Task objective ->
Search the material for the word "text" and copy each line that holds it.

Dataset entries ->
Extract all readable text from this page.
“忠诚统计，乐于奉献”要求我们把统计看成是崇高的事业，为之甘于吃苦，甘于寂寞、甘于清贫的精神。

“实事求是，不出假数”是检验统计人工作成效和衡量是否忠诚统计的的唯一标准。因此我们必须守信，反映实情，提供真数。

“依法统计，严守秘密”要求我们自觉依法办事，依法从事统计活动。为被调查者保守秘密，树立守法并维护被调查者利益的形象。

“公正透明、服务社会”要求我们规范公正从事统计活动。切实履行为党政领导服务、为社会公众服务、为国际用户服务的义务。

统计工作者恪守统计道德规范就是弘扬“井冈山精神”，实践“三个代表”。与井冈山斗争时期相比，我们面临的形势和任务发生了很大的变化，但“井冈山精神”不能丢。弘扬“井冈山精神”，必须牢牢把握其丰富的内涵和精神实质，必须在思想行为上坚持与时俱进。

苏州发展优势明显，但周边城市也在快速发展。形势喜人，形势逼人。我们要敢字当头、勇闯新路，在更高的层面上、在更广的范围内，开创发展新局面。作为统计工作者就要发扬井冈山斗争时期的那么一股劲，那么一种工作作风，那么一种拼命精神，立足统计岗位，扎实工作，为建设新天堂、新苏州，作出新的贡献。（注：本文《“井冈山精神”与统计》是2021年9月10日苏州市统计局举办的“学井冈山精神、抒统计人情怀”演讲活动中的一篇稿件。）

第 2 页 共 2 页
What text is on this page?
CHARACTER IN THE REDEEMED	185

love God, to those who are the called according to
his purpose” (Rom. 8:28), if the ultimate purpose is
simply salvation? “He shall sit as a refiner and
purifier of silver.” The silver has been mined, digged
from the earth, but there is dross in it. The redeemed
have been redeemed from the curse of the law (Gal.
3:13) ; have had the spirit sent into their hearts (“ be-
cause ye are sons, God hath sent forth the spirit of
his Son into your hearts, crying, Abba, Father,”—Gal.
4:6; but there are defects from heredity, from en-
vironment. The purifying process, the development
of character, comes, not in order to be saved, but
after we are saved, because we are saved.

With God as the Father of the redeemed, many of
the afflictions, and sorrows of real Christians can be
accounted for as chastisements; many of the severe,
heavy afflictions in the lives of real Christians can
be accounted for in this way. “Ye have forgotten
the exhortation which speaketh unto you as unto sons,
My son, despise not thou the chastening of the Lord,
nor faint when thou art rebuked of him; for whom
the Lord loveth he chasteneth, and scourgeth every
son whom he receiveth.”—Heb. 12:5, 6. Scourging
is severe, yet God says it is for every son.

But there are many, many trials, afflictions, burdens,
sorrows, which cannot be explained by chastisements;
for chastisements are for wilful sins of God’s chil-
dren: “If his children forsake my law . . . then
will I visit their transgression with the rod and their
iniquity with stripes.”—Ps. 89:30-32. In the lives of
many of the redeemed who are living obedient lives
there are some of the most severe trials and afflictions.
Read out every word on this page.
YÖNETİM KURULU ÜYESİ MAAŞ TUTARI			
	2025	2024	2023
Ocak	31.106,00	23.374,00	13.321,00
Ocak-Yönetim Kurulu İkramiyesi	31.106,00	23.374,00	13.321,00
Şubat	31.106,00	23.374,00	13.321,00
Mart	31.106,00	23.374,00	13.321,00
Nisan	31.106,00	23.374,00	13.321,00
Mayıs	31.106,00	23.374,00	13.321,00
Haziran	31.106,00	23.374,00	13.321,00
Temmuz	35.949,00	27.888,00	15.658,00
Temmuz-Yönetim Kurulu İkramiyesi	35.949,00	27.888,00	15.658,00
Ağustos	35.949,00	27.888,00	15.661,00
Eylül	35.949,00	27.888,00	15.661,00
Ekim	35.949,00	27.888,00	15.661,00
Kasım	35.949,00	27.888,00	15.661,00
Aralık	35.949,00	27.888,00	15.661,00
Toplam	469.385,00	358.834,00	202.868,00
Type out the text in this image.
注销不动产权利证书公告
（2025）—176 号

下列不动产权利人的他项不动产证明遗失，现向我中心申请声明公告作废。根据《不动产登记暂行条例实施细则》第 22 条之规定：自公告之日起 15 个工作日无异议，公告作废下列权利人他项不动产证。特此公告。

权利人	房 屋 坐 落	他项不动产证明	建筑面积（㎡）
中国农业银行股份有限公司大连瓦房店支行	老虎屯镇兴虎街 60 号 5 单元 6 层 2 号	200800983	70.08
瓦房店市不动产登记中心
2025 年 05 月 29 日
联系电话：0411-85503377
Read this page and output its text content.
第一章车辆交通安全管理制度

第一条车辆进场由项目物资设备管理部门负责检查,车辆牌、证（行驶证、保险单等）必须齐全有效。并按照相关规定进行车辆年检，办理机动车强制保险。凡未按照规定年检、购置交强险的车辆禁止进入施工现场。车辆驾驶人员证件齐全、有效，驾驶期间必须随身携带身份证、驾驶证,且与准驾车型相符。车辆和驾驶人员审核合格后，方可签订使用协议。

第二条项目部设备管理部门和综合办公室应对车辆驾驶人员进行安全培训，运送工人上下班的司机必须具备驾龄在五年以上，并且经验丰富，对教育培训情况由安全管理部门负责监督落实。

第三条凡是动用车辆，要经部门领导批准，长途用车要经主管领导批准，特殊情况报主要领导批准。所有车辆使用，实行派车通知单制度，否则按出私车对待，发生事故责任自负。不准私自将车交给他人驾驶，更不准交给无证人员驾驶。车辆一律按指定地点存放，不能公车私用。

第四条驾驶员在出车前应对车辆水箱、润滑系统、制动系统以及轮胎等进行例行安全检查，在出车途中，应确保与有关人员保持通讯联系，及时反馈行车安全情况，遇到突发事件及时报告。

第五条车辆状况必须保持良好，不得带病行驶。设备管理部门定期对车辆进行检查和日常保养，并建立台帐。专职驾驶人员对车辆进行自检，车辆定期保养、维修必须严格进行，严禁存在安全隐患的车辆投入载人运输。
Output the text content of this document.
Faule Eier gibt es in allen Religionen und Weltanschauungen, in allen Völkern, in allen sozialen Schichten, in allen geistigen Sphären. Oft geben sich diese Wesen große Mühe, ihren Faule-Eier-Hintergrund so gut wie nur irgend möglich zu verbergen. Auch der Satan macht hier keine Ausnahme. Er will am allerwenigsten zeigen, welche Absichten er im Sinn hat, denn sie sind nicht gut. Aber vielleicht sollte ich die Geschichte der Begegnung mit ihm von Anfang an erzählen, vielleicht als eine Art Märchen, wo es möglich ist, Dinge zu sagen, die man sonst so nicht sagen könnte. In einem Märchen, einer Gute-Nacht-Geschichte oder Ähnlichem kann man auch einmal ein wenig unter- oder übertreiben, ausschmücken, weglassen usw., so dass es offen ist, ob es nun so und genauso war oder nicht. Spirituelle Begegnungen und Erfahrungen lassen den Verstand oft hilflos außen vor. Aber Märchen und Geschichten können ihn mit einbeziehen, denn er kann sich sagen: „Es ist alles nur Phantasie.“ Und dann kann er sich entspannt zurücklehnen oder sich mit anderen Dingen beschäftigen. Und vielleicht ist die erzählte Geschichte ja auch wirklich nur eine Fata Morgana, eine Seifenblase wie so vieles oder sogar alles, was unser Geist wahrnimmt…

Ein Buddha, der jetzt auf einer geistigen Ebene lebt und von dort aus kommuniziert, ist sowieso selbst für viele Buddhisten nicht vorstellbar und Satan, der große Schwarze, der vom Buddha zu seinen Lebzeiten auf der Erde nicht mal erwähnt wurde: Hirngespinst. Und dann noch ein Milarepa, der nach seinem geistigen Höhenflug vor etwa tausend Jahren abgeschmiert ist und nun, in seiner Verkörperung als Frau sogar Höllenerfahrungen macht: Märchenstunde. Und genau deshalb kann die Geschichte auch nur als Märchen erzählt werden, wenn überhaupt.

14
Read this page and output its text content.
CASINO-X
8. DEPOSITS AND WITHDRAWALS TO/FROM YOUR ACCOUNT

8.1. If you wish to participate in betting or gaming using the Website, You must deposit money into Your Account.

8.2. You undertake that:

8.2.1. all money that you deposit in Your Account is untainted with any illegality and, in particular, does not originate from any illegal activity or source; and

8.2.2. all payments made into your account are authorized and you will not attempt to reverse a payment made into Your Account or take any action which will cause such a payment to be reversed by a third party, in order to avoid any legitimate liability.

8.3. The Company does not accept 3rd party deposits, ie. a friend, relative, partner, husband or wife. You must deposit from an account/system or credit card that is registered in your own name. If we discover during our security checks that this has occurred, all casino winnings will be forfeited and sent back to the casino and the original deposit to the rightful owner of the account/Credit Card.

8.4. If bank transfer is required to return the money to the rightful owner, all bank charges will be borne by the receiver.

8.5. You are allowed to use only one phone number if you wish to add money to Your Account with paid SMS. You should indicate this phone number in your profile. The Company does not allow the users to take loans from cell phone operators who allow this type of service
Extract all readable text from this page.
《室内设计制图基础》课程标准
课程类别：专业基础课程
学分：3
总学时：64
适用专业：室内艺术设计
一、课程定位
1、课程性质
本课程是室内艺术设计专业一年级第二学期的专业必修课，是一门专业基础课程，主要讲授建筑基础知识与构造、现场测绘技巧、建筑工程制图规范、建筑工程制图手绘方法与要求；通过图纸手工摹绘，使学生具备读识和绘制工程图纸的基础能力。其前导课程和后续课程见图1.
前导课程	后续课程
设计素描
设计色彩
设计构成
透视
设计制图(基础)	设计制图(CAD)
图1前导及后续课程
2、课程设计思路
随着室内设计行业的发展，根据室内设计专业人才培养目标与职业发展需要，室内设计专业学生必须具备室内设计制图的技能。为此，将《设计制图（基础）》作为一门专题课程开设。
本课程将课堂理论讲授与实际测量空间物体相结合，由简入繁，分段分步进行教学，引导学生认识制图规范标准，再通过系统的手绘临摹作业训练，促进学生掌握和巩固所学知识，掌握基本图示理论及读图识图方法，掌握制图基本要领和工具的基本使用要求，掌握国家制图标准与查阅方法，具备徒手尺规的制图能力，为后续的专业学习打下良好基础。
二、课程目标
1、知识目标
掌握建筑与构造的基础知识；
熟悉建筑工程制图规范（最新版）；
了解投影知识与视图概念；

Solution below ->
Extract all readable text from this page.
What text is on this page?
Type out the text in this image.
Read this page and output its text content.
Output the text content of this document.
Read this page and output its text content.
Extract all readable text from this page.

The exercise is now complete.